Written exercise = Each record below is to be copied word for word, with pictures removed.

Information provided =
------------------------------------------------------------
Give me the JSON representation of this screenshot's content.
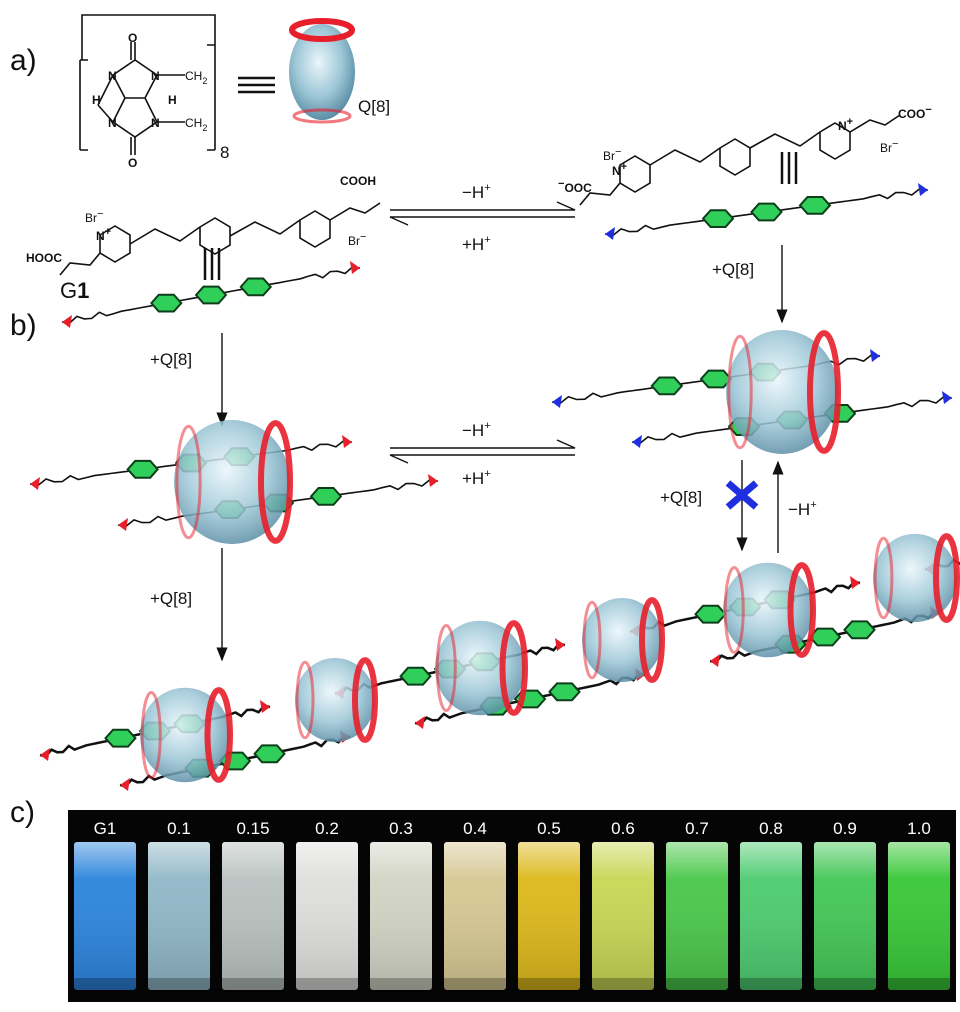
{
  "panel_labels": [
    "a)",
    "b)",
    "c)"
  ],
  "host": {
    "label": "Q[8]",
    "repeat_count": "8",
    "nitrogen": "N",
    "oxygen": "O",
    "hydrogen": "H",
    "methylene": "CH",
    "subscript": "2"
  },
  "guest": {
    "name_prefix": "G",
    "name_number": "1",
    "counterion": "Br",
    "minus": "−",
    "plus": "+",
    "acid": "COOH",
    "acid_left": "HOOC",
    "carboxylate": "COO",
    "carboxylate_left": "OOC",
    "nitrogen": "N"
  },
  "reactions": {
    "deprotonation": "−H",
    "protonation": "+H",
    "charge": "+",
    "add_host": "+Q[8]"
  },
  "vials": {
    "labels": [
      "G1",
      "0.1",
      "0.15",
      "0.2",
      "0.3",
      "0.4",
      "0.5",
      "0.6",
      "0.7",
      "0.8",
      "0.9",
      "1.0"
    ],
    "colors": [
      "#2f8ff0",
      "#9cc7d8",
      "#c9d2d0",
      "#f2f2f0",
      "#e4e6d6",
      "#e9d9a0",
      "#f0c81c",
      "#d9e85a",
      "#4fd84f",
      "#52dc78",
      "#48d85c",
      "#3cd83a"
    ]
  }
}
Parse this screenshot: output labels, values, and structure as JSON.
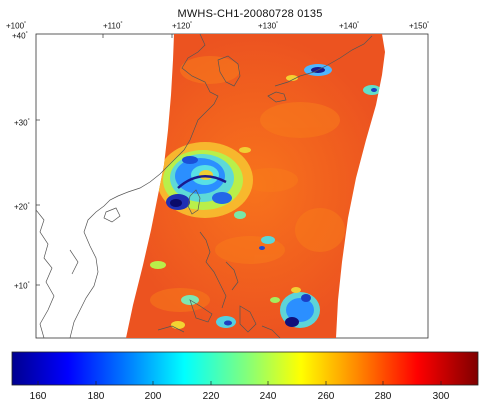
{
  "map": {
    "title": "MWHS-CH1-20080728 0135",
    "lon_ticks": [
      "+100",
      "+110",
      "+120",
      "+130",
      "+140",
      "+150"
    ],
    "lat_ticks": [
      "+40",
      "+30",
      "+20",
      "+10"
    ],
    "degree_mark": "°",
    "colors": {
      "background": "#f05a1e",
      "land_outline": "#555555",
      "cold_core": "#1a1a8c"
    }
  },
  "colorbar": {
    "ticks": [
      "160",
      "180",
      "200",
      "220",
      "240",
      "260",
      "280",
      "300"
    ],
    "range": [
      150,
      315
    ],
    "stops": [
      "#00008f",
      "#0000ff",
      "#007fff",
      "#00ffff",
      "#7fff7f",
      "#ffff00",
      "#ff7f00",
      "#ff0000",
      "#7f0000"
    ]
  }
}
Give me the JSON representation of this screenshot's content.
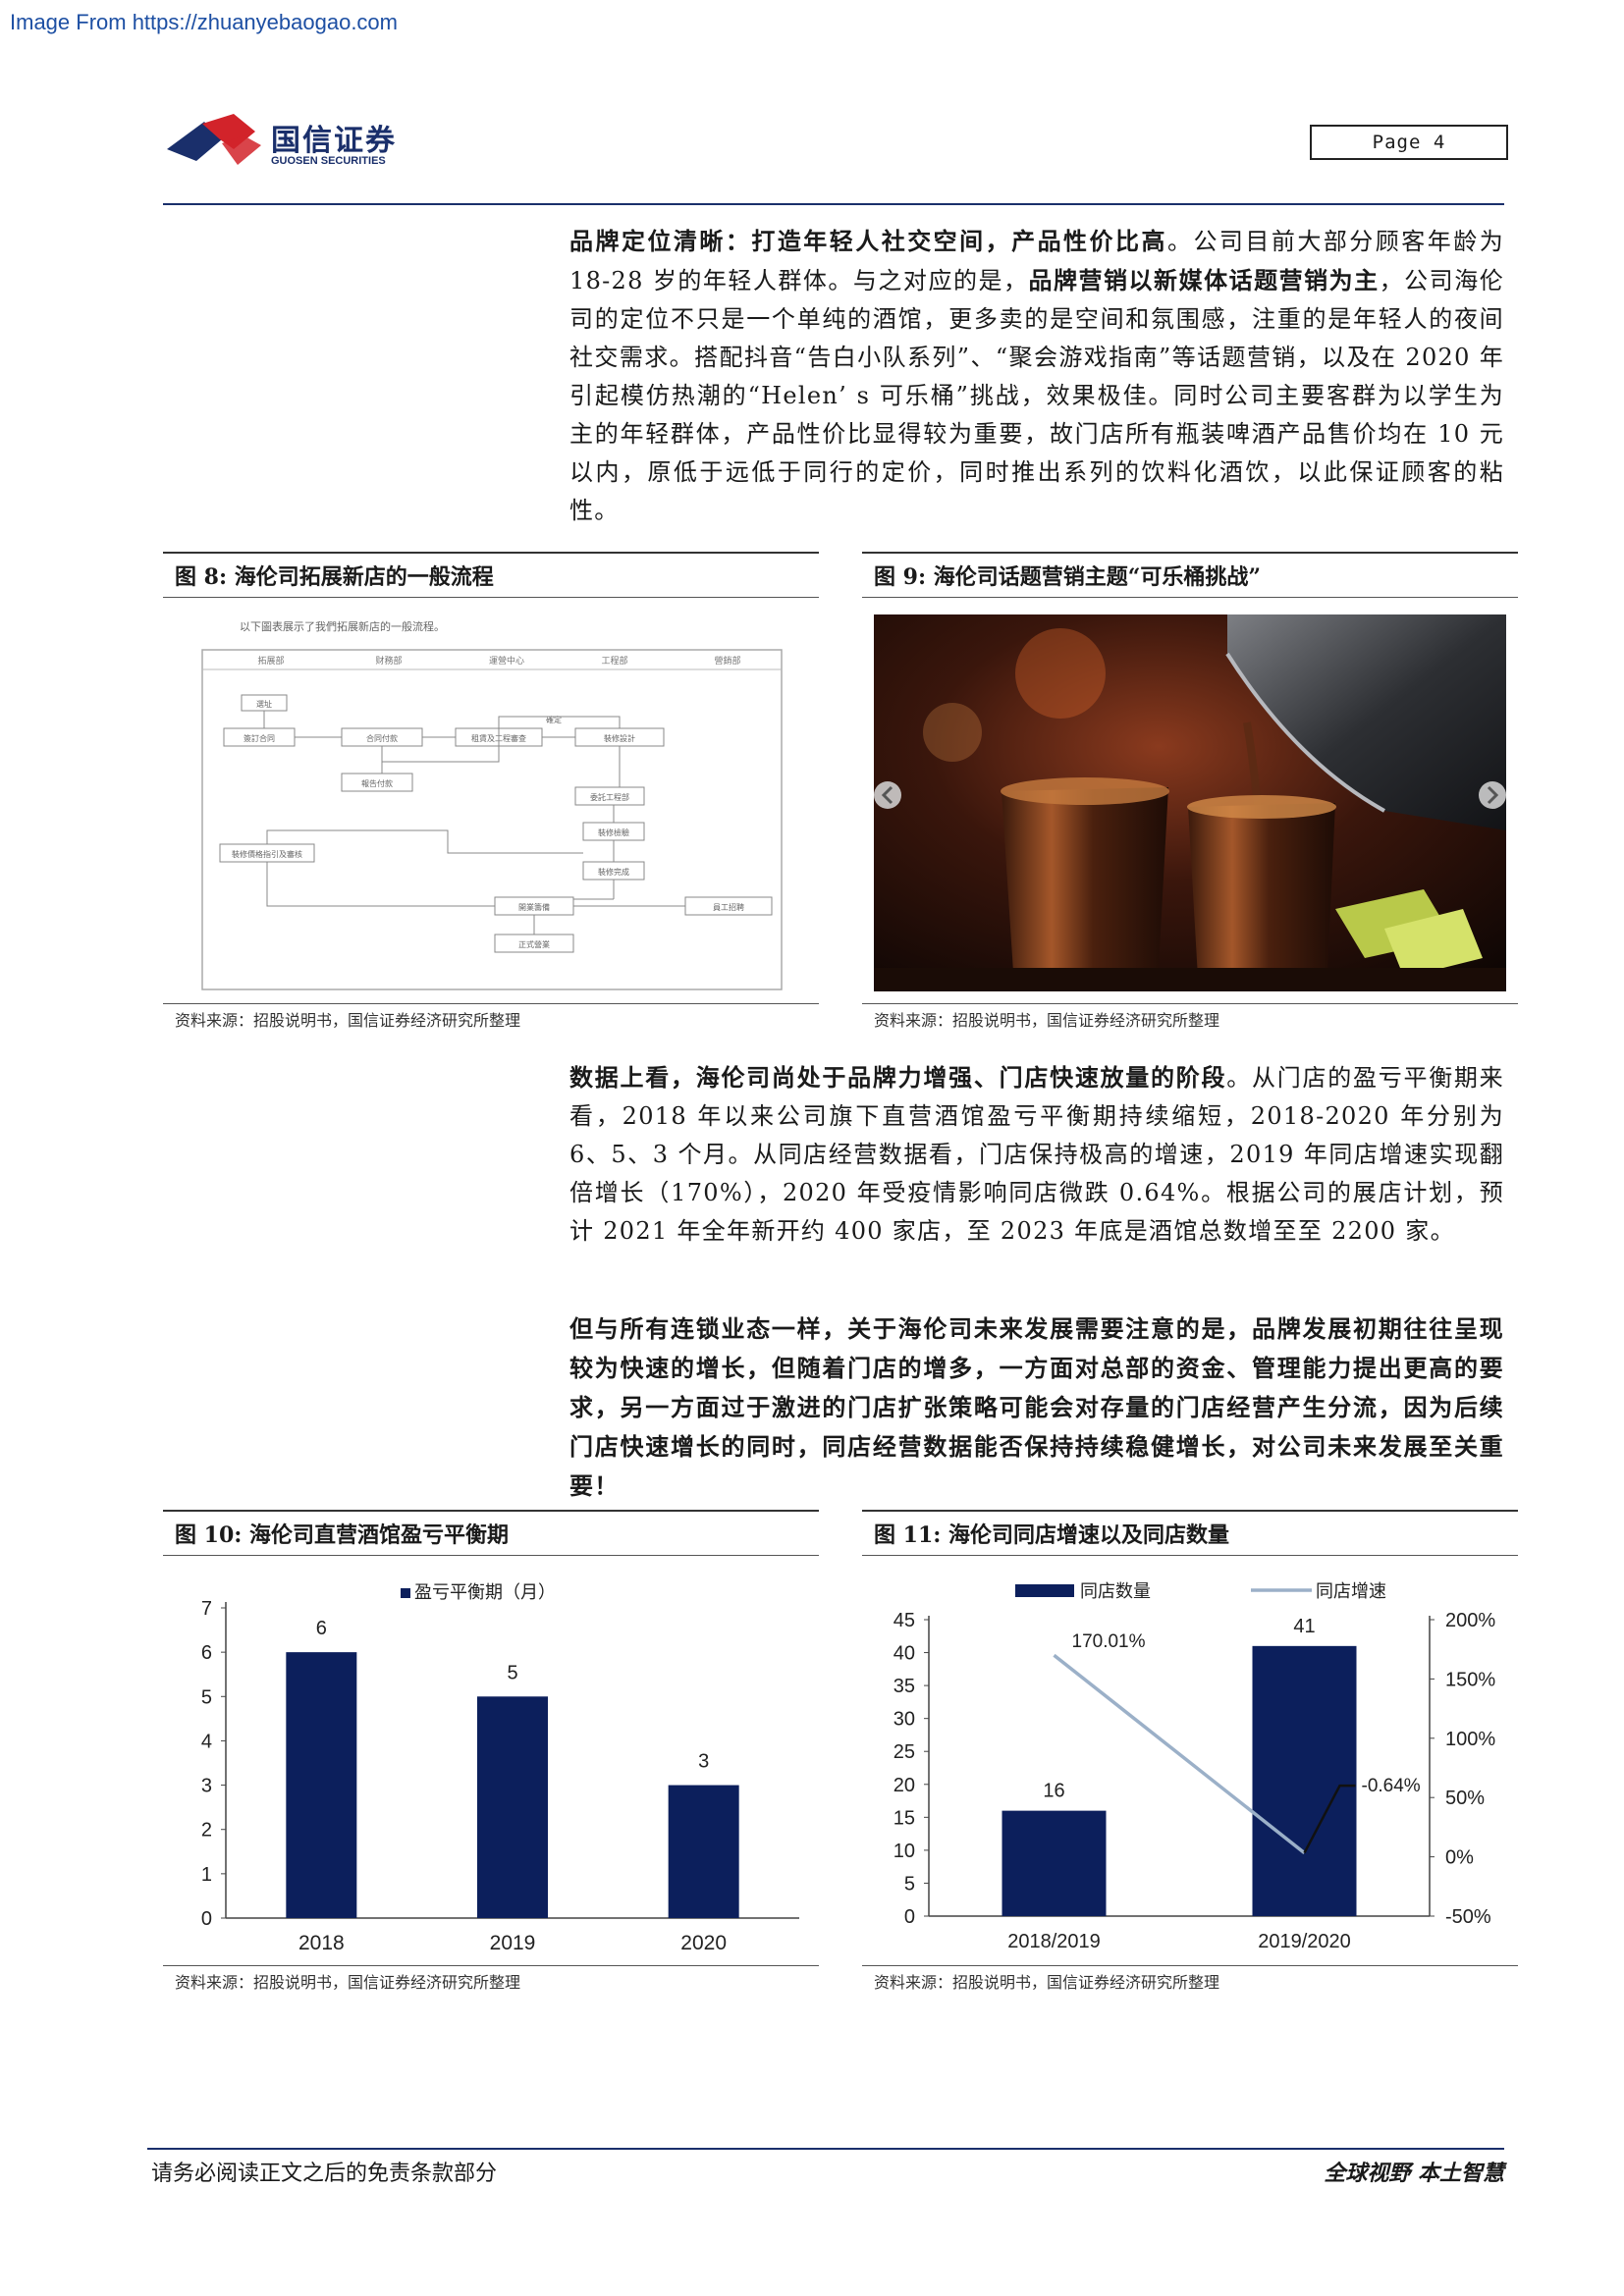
{
  "watermark": "Image From https://zhuanyebaogao.com",
  "header": {
    "logo_cn": "国信证券",
    "logo_en": "GUOSEN SECURITIES",
    "page_label": "Page  4"
  },
  "para1": {
    "bold1": "品牌定位清晰：打造年轻人社交空间，产品性价比高",
    "text1": "。公司目前大部分顾客年龄为 18-28 岁的年轻人群体。与之对应的是，",
    "bold2": "品牌营销以新媒体话题营销为主",
    "text2": "，公司海伦司的定位不只是一个单纯的酒馆，更多卖的是空间和氛围感，注重的是年轻人的夜间社交需求。搭配抖音“告白小队系列”、“聚会游戏指南”等话题营销，以及在 2020 年引起模仿热潮的“Helen’ s 可乐桶”挑战，效果极佳。同时公司主要客群为以学生为主的年轻群体，产品性价比显得较为重要，故门店所有瓶装啤酒产品售价均在 10 元以内，原低于远低于同行的定价，同时推出系列的饮料化酒饮，以此保证顾客的粘性。"
  },
  "fig8": {
    "title": "图 8:  海伦司拓展新店的一般流程",
    "source": "资料来源：招股说明书，国信证券经济研究所整理",
    "intro": "以下圖表展示了我們拓展新店的一般流程。",
    "columns": [
      "拓展部",
      "财務部",
      "運營中心",
      "工程部",
      "營銷部"
    ],
    "boxes": [
      "選址",
      "簽訂合同",
      "合同付款",
      "租賃及工程審查",
      "裝修設計",
      "報告付款",
      "確定",
      "委託工程部",
      "裝修檢驗",
      "裝修完成",
      "裝修價格指引及審核",
      "開業籌備",
      "員工招聘",
      "正式營業"
    ]
  },
  "fig9": {
    "title": "图 9:  海伦司话题营销主题“可乐桶挑战”",
    "source": "资料来源：招股说明书，国信证券经济研究所整理"
  },
  "para2": {
    "bold1": "数据上看，海伦司尚处于品牌力增强、门店快速放量的阶段",
    "text1": "。从门店的盈亏平衡期来看，2018 年以来公司旗下直营酒馆盈亏平衡期持续缩短，2018-2020 年分别为 6、5、3 个月。从同店经营数据看，门店保持极高的增速，2019 年同店增速实现翻倍增长（170%），2020 年受疫情影响同店微跌 0.64%。根据公司的展店计划，预计 2021 年全年新开约 400 家店，至 2023 年底是酒馆总数增至至 2200 家。"
  },
  "para3": {
    "bold": "但与所有连锁业态一样，关于海伦司未来发展需要注意的是，品牌发展初期往往呈现较为快速的增长，但随着门店的增多，一方面对总部的资金、管理能力提出更高的要求，另一方面过于激进的门店扩张策略可能会对存量的门店经营产生分流，因为后续门店快速增长的同时，同店经营数据能否保持持续稳健增长，对公司未来发展至关重要！"
  },
  "fig10": {
    "title": "图 10:  海伦司直营酒馆盈亏平衡期",
    "source": "资料来源：招股说明书，国信证券经济研究所整理"
  },
  "fig11": {
    "title": "图 11:  海伦司同店增速以及同店数量",
    "source": "资料来源：招股说明书，国信证券经济研究所整理"
  },
  "footer": {
    "left": "请务必阅读正文之后的免责条款部分",
    "right": "全球视野   本土智慧"
  },
  "colors": {
    "navy": "#0c1f5c",
    "line_blue": "#9bb0c8",
    "line_dark": "#111111",
    "brand_red": "#d2232a"
  },
  "chart_data": [
    {
      "type": "bar",
      "categories": [
        "2018",
        "2019",
        "2020"
      ],
      "series": [
        {
          "name": "盈亏平衡期（月）",
          "values": [
            6,
            5,
            3
          ]
        }
      ],
      "ylim": [
        0,
        7
      ],
      "yticks": [
        "0",
        "1",
        "2",
        "3",
        "4",
        "5",
        "6",
        "7"
      ],
      "data_labels": [
        "6",
        "5",
        "3"
      ],
      "legend": "top-center",
      "grid": false
    },
    {
      "type": "bar",
      "categories": [
        "2018/2019",
        "2019/2020"
      ],
      "series": [
        {
          "name": "同店数量",
          "type": "bar",
          "axis": "left",
          "values": [
            16,
            41
          ]
        },
        {
          "name": "同店增速",
          "type": "line",
          "axis": "right",
          "values": [
            170.01,
            -0.64
          ]
        }
      ],
      "ylim_left": [
        0,
        45
      ],
      "ylim_right": [
        -50,
        200
      ],
      "yticks_left": [
        "0",
        "5",
        "10",
        "15",
        "20",
        "25",
        "30",
        "35",
        "40",
        "45"
      ],
      "yticks_right": [
        "-50%",
        "0%",
        "50%",
        "100%",
        "150%",
        "200%"
      ],
      "bar_labels": [
        "16",
        "41"
      ],
      "line_labels": [
        "170.01%",
        "-0.64%"
      ],
      "legend": "top-center",
      "grid": false
    }
  ]
}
------------------------------------------------------------
Answer =
Give me the JSON representation of this screenshot's content.
{
  "panel_labels": [
    "a)",
    "b)",
    "c)"
  ],
  "host": {
    "label": "Q[8]",
    "repeat_count": "8",
    "nitrogen": "N",
    "oxygen": "O",
    "hydrogen": "H",
    "methylene": "CH",
    "subscript": "2"
  },
  "guest": {
    "name_prefix": "G",
    "name_number": "1",
    "counterion": "Br",
    "minus": "−",
    "plus": "+",
    "acid": "COOH",
    "acid_left": "HOOC",
    "carboxylate": "COO",
    "carboxylate_left": "OOC",
    "nitrogen": "N"
  },
  "reactions": {
    "deprotonation": "−H",
    "protonation": "+H",
    "charge": "+",
    "add_host": "+Q[8]"
  },
  "vials": {
    "labels": [
      "G1",
      "0.1",
      "0.15",
      "0.2",
      "0.3",
      "0.4",
      "0.5",
      "0.6",
      "0.7",
      "0.8",
      "0.9",
      "1.0"
    ],
    "colors": [
      "#2f8ff0",
      "#9cc7d8",
      "#c9d2d0",
      "#f2f2f0",
      "#e4e6d6",
      "#e9d9a0",
      "#f0c81c",
      "#d9e85a",
      "#4fd84f",
      "#52dc78",
      "#48d85c",
      "#3cd83a"
    ]
  }
}
Parse this screenshot: output labels, values, and structure as JSON.
{
  "map": {
    "title": "MWHS-CH1-20080728 0135",
    "lon_ticks": [
      "+100",
      "+110",
      "+120",
      "+130",
      "+140",
      "+150"
    ],
    "lat_ticks": [
      "+40",
      "+30",
      "+20",
      "+10"
    ],
    "degree_mark": "°",
    "colors": {
      "background": "#f05a1e",
      "land_outline": "#555555",
      "cold_core": "#1a1a8c"
    }
  },
  "colorbar": {
    "ticks": [
      "160",
      "180",
      "200",
      "220",
      "240",
      "260",
      "280",
      "300"
    ],
    "range": [
      150,
      315
    ],
    "stops": [
      "#00008f",
      "#0000ff",
      "#007fff",
      "#00ffff",
      "#7fff7f",
      "#ffff00",
      "#ff7f00",
      "#ff0000",
      "#7f0000"
    ]
  }
}
Give me the JSON representation of this screenshot's content.
{
  "watermark": "Image From https://zhuanyebaogao.com",
  "header": {
    "logo_cn": "国信证券",
    "logo_en": "GUOSEN SECURITIES",
    "page_label": "Page  4"
  },
  "para1": {
    "bold1": "品牌定位清晰：打造年轻人社交空间，产品性价比高",
    "text1": "。公司目前大部分顾客年龄为 18-28 岁的年轻人群体。与之对应的是，",
    "bold2": "品牌营销以新媒体话题营销为主",
    "text2": "，公司海伦司的定位不只是一个单纯的酒馆，更多卖的是空间和氛围感，注重的是年轻人的夜间社交需求。搭配抖音“告白小队系列”、“聚会游戏指南”等话题营销，以及在 2020 年引起模仿热潮的“Helen’ s 可乐桶”挑战，效果极佳。同时公司主要客群为以学生为主的年轻群体，产品性价比显得较为重要，故门店所有瓶装啤酒产品售价均在 10 元以内，原低于远低于同行的定价，同时推出系列的饮料化酒饮，以此保证顾客的粘性。"
  },
  "fig8": {
    "title": "图 8:  海伦司拓展新店的一般流程",
    "source": "资料来源：招股说明书，国信证券经济研究所整理",
    "intro": "以下圖表展示了我們拓展新店的一般流程。",
    "columns": [
      "拓展部",
      "财務部",
      "運營中心",
      "工程部",
      "營銷部"
    ],
    "boxes": [
      "選址",
      "簽訂合同",
      "合同付款",
      "租賃及工程審查",
      "裝修設計",
      "報告付款",
      "確定",
      "委託工程部",
      "裝修檢驗",
      "裝修完成",
      "裝修價格指引及審核",
      "開業籌備",
      "員工招聘",
      "正式營業"
    ]
  },
  "fig9": {
    "title": "图 9:  海伦司话题营销主题“可乐桶挑战”",
    "source": "资料来源：招股说明书，国信证券经济研究所整理"
  },
  "para2": {
    "bold1": "数据上看，海伦司尚处于品牌力增强、门店快速放量的阶段",
    "text1": "。从门店的盈亏平衡期来看，2018 年以来公司旗下直营酒馆盈亏平衡期持续缩短，2018-2020 年分别为 6、5、3 个月。从同店经营数据看，门店保持极高的增速，2019 年同店增速实现翻倍增长（170%），2020 年受疫情影响同店微跌 0.64%。根据公司的展店计划，预计 2021 年全年新开约 400 家店，至 2023 年底是酒馆总数增至至 2200 家。"
  },
  "para3": {
    "bold": "但与所有连锁业态一样，关于海伦司未来发展需要注意的是，品牌发展初期往往呈现较为快速的增长，但随着门店的增多，一方面对总部的资金、管理能力提出更高的要求，另一方面过于激进的门店扩张策略可能会对存量的门店经营产生分流，因为后续门店快速增长的同时，同店经营数据能否保持持续稳健增长，对公司未来发展至关重要！"
  },
  "fig10": {
    "title": "图 10:  海伦司直营酒馆盈亏平衡期",
    "source": "资料来源：招股说明书，国信证券经济研究所整理"
  },
  "fig11": {
    "title": "图 11:  海伦司同店增速以及同店数量",
    "source": "资料来源：招股说明书，国信证券经济研究所整理"
  },
  "footer": {
    "left": "请务必阅读正文之后的免责条款部分",
    "right": "全球视野   本土智慧"
  },
  "colors": {
    "navy": "#0c1f5c",
    "line_blue": "#9bb0c8",
    "line_dark": "#111111",
    "brand_red": "#d2232a"
  },
  "chart_data": [
    {
      "type": "bar",
      "categories": [
        "2018",
        "2019",
        "2020"
      ],
      "series": [
        {
          "name": "盈亏平衡期（月）",
          "values": [
            6,
            5,
            3
          ]
        }
      ],
      "ylim": [
        0,
        7
      ],
      "yticks": [
        "0",
        "1",
        "2",
        "3",
        "4",
        "5",
        "6",
        "7"
      ],
      "data_labels": [
        "6",
        "5",
        "3"
      ],
      "legend": "top-center",
      "grid": false
    },
    {
      "type": "bar",
      "categories": [
        "2018/2019",
        "2019/2020"
      ],
      "series": [
        {
          "name": "同店数量",
          "type": "bar",
          "axis": "left",
          "values": [
            16,
            41
          ]
        },
        {
          "name": "同店增速",
          "type": "line",
          "axis": "right",
          "values": [
            170.01,
            -0.64
          ]
        }
      ],
      "ylim_left": [
        0,
        45
      ],
      "ylim_right": [
        -50,
        200
      ],
      "yticks_left": [
        "0",
        "5",
        "10",
        "15",
        "20",
        "25",
        "30",
        "35",
        "40",
        "45"
      ],
      "yticks_right": [
        "-50%",
        "0%",
        "50%",
        "100%",
        "150%",
        "200%"
      ],
      "bar_labels": [
        "16",
        "41"
      ],
      "line_labels": [
        "170.01%",
        "-0.64%"
      ],
      "legend": "top-center",
      "grid": false
    }
  ]
}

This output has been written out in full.